* PROBLEM TO WORK ON
Reproduce the material word for word, beginning at the line that contains "List each element" and stopping after the line that contains "bar-100 <box>631 290 652 330</box>". Leave the pictures out.

* EXTRACTED ENTRIES
⟨
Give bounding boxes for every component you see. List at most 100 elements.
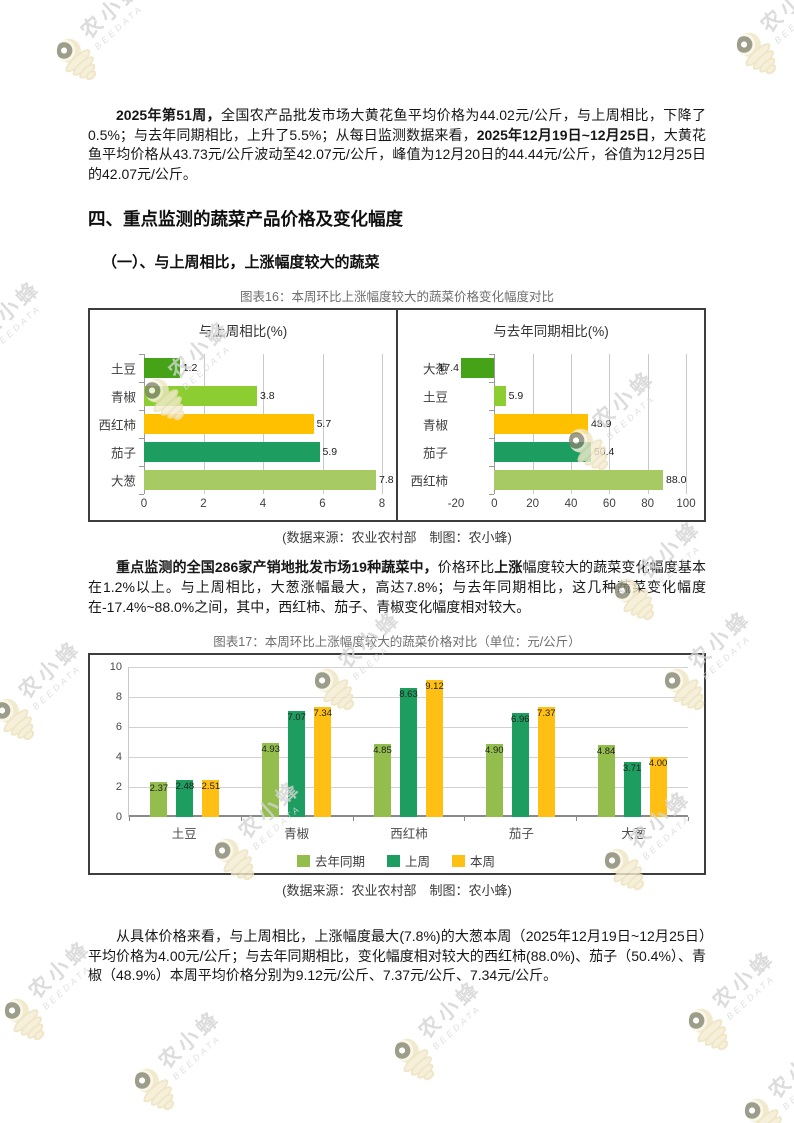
⟩
⟨
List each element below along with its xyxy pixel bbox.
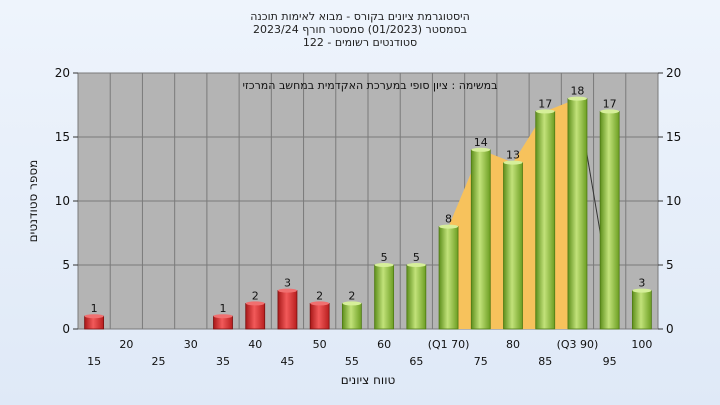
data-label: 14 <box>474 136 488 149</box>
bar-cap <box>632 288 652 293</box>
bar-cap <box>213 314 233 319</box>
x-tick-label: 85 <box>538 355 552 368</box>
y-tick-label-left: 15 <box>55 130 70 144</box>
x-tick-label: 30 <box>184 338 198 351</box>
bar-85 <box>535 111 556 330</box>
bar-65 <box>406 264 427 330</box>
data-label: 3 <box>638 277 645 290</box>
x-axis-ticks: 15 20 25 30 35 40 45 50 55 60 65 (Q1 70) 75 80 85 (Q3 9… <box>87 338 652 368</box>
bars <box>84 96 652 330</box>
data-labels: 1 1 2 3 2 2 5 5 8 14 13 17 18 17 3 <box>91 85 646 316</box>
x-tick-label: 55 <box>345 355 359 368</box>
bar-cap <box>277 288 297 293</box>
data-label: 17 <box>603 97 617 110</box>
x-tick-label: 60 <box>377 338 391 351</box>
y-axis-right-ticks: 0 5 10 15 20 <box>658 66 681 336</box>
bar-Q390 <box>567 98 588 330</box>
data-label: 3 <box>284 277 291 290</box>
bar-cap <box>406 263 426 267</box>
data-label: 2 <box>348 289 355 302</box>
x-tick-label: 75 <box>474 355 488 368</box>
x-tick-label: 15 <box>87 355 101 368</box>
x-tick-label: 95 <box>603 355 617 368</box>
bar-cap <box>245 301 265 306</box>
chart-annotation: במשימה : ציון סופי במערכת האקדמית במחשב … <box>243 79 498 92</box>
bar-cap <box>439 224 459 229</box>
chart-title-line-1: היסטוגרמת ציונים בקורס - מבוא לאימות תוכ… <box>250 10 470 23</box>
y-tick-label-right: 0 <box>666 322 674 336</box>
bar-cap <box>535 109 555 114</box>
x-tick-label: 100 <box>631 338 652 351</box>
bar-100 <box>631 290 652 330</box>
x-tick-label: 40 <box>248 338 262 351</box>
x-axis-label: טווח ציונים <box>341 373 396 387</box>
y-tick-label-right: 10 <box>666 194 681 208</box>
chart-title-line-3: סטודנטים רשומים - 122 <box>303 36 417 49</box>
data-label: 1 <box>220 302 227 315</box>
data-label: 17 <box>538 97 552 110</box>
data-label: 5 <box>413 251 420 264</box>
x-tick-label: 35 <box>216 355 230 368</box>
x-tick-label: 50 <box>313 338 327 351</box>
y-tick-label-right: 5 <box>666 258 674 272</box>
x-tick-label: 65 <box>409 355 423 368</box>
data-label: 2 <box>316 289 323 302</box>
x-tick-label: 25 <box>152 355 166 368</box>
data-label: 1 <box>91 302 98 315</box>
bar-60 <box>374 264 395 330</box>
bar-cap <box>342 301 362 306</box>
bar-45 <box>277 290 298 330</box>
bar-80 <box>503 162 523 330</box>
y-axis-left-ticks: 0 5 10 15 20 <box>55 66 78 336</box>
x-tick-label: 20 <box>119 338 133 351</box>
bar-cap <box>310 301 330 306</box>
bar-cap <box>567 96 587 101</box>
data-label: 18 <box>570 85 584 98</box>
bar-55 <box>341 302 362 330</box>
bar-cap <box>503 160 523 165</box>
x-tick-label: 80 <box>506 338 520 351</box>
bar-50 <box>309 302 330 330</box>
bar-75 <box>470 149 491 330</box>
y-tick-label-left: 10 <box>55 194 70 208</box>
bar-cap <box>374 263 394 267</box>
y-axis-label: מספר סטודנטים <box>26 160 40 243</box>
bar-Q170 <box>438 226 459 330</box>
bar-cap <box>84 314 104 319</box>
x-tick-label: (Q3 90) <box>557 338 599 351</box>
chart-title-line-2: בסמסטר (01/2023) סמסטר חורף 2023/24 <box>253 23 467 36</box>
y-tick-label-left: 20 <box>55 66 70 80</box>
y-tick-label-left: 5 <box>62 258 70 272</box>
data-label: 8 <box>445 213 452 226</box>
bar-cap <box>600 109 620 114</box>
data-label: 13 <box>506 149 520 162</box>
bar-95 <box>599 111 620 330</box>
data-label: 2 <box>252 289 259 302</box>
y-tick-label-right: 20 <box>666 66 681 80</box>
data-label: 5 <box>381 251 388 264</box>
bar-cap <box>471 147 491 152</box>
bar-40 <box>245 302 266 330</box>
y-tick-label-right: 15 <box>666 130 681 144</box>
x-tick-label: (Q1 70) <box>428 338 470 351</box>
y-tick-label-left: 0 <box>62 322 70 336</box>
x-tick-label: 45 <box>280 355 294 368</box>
⟩
* TASK SOLUTION
List each element below along with its xyxy pixel bbox.
data-label: 14 <box>474 136 488 149</box>
bar-cap <box>632 288 652 293</box>
bar-cap <box>213 314 233 319</box>
x-tick-label: 85 <box>538 355 552 368</box>
y-tick-label-left: 15 <box>55 130 70 144</box>
x-tick-label: 30 <box>184 338 198 351</box>
bar-85 <box>535 111 556 330</box>
bar-65 <box>406 264 427 330</box>
data-label: 3 <box>638 277 645 290</box>
x-axis-ticks: 15 20 25 30 35 40 45 50 55 60 65 (Q1 70) 75 80 85 (Q3 9… <box>87 338 652 368</box>
bars <box>84 96 652 330</box>
data-labels: 1 1 2 3 2 2 5 5 8 14 13 17 18 17 3 <box>91 85 646 316</box>
x-tick-label: 55 <box>345 355 359 368</box>
bar-cap <box>277 288 297 293</box>
data-label: 17 <box>603 97 617 110</box>
x-tick-label: 60 <box>377 338 391 351</box>
y-axis-right-ticks: 0 5 10 15 20 <box>658 66 681 336</box>
bar-Q390 <box>567 98 588 330</box>
data-label: 3 <box>284 277 291 290</box>
bar-cap <box>406 263 426 267</box>
data-label: 2 <box>348 289 355 302</box>
x-tick-label: 75 <box>474 355 488 368</box>
x-tick-label: 15 <box>87 355 101 368</box>
x-tick-label: 95 <box>603 355 617 368</box>
bar-cap <box>245 301 265 306</box>
chart-annotation: במשימה : ציון סופי במערכת האקדמית במחשב … <box>243 79 498 92</box>
bar-cap <box>439 224 459 229</box>
chart-title-line-1: היסטוגרמת ציונים בקורס - מבוא לאימות תוכ… <box>250 10 470 23</box>
y-tick-label-right: 0 <box>666 322 674 336</box>
bar-cap <box>535 109 555 114</box>
x-tick-label: 100 <box>631 338 652 351</box>
bar-100 <box>631 290 652 330</box>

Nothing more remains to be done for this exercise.